▶ [Instruction] Answer with a single number, the count of lines holding the word "name".
***** Data provided
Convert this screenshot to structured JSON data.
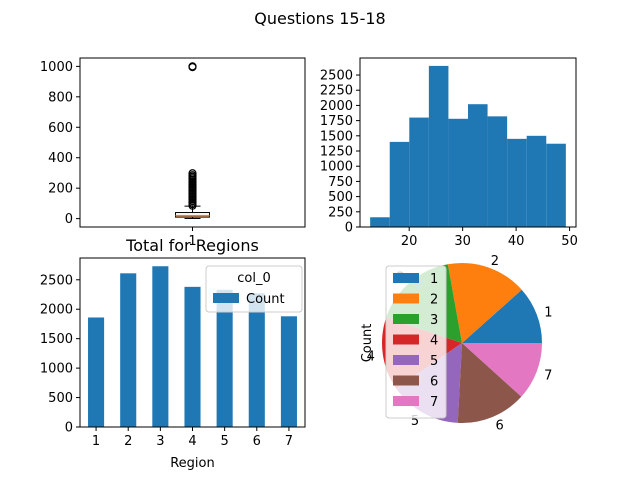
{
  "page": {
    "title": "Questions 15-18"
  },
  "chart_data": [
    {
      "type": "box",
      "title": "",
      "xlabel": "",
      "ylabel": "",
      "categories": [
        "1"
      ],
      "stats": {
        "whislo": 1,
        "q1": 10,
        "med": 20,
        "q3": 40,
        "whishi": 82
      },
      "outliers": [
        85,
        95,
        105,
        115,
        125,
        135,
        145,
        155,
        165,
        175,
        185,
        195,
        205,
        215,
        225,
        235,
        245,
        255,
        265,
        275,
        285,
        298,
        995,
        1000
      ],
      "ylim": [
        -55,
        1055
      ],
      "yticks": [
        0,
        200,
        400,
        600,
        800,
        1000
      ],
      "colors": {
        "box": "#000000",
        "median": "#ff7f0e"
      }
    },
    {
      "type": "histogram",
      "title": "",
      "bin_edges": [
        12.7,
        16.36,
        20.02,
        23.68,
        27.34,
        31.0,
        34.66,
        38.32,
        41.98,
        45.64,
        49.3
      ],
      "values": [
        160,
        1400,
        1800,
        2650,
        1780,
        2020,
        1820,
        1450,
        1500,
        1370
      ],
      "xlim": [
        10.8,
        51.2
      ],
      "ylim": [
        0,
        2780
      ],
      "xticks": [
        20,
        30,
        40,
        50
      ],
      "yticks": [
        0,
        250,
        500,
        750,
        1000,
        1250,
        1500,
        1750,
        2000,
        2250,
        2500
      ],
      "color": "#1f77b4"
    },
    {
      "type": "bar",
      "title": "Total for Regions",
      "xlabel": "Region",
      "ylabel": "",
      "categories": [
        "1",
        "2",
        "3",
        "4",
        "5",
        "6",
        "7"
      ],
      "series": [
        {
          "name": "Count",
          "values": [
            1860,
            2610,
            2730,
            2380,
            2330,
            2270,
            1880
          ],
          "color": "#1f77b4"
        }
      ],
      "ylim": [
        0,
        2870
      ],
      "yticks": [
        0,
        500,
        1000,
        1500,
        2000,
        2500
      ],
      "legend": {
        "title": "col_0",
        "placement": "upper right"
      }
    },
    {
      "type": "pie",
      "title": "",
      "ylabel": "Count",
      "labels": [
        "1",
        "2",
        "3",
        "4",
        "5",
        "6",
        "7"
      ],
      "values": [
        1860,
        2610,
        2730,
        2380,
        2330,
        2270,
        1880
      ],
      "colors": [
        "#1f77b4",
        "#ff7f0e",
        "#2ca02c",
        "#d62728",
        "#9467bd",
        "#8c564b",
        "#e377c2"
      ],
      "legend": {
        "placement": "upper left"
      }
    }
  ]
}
**********
***** Data provided
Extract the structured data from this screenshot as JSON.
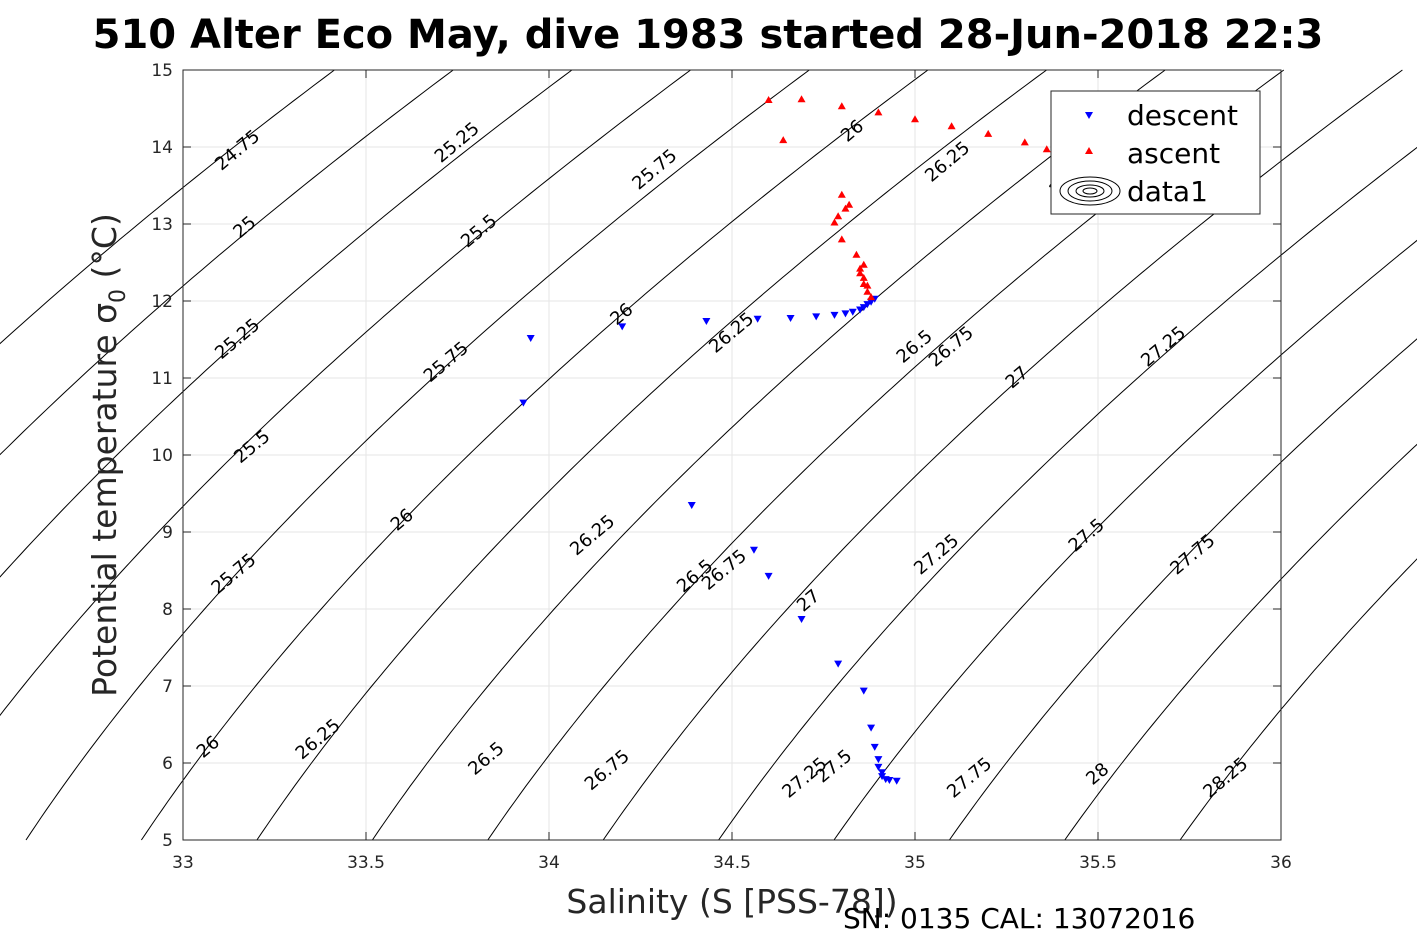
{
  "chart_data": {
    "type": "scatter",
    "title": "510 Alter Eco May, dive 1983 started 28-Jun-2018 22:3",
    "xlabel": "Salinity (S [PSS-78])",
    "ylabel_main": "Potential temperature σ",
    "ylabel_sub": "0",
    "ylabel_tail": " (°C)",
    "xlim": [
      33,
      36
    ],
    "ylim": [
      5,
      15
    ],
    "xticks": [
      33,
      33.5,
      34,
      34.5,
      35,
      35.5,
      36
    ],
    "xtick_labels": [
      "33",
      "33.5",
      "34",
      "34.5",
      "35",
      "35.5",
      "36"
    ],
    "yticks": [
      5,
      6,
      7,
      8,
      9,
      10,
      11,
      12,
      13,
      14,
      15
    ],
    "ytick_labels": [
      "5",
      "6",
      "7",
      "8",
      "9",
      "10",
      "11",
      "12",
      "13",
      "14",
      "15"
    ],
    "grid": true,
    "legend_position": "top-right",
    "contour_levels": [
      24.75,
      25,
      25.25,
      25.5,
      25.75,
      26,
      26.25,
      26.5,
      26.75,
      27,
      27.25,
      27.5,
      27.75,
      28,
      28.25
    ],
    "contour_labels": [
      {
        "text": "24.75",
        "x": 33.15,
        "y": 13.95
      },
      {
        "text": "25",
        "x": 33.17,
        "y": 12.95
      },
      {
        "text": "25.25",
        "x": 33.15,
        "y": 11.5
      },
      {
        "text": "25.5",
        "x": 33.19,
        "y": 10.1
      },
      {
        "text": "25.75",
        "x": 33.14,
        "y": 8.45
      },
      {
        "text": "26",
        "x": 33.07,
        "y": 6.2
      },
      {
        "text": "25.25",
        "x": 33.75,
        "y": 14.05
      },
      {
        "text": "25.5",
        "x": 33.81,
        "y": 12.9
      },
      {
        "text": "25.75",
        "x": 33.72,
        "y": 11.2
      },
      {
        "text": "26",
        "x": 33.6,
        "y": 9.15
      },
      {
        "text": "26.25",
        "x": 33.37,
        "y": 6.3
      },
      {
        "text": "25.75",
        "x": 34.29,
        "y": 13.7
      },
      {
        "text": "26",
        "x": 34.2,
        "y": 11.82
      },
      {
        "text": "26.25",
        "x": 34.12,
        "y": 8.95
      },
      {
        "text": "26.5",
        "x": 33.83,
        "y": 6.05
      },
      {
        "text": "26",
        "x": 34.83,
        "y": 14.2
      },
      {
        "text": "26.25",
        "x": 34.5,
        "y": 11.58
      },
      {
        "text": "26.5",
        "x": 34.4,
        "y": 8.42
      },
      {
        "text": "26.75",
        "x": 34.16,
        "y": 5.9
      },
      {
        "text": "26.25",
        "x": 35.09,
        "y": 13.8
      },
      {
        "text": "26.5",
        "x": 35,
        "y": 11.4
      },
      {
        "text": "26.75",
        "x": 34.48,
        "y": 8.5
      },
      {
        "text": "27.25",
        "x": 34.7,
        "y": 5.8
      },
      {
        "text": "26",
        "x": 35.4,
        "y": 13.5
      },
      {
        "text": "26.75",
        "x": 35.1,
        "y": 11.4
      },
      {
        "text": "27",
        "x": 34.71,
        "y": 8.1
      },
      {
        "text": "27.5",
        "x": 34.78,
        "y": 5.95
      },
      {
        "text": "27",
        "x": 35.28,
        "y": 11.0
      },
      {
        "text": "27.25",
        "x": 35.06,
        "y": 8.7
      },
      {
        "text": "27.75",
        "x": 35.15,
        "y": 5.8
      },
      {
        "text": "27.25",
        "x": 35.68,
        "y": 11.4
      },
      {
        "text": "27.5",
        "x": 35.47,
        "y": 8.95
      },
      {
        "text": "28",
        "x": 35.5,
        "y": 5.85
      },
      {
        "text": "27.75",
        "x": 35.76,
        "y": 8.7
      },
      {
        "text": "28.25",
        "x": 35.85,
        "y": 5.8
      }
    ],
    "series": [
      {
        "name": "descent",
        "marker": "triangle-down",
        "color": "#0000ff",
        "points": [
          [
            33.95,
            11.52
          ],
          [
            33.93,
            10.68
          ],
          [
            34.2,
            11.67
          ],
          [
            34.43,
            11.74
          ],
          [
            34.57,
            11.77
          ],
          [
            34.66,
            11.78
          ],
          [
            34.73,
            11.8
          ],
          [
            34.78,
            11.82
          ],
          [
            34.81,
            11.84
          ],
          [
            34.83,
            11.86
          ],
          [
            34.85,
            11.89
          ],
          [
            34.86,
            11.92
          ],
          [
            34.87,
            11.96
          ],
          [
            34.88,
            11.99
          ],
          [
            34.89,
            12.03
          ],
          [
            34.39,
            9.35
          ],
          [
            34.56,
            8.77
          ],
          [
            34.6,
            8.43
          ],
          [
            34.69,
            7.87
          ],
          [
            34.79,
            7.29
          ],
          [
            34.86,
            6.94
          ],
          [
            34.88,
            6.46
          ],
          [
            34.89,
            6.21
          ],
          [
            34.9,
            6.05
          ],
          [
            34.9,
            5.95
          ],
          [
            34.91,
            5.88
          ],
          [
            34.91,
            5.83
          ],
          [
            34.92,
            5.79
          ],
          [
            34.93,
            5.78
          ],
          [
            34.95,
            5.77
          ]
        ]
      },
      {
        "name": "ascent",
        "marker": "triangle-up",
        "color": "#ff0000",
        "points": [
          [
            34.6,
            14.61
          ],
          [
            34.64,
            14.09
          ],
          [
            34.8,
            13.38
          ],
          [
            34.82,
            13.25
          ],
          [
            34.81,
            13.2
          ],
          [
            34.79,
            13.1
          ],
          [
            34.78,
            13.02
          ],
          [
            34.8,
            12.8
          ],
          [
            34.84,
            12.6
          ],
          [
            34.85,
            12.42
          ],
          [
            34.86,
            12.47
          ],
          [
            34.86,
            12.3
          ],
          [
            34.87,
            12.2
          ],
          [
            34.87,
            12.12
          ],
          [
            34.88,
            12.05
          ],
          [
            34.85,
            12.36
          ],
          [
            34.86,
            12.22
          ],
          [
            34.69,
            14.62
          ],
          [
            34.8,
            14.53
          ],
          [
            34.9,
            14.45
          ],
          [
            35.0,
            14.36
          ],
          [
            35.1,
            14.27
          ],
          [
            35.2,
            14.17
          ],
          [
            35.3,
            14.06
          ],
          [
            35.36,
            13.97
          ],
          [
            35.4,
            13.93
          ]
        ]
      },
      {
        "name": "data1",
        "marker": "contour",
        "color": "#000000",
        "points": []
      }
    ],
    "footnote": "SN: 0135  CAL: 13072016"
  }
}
**********
▶ [Written answer] 4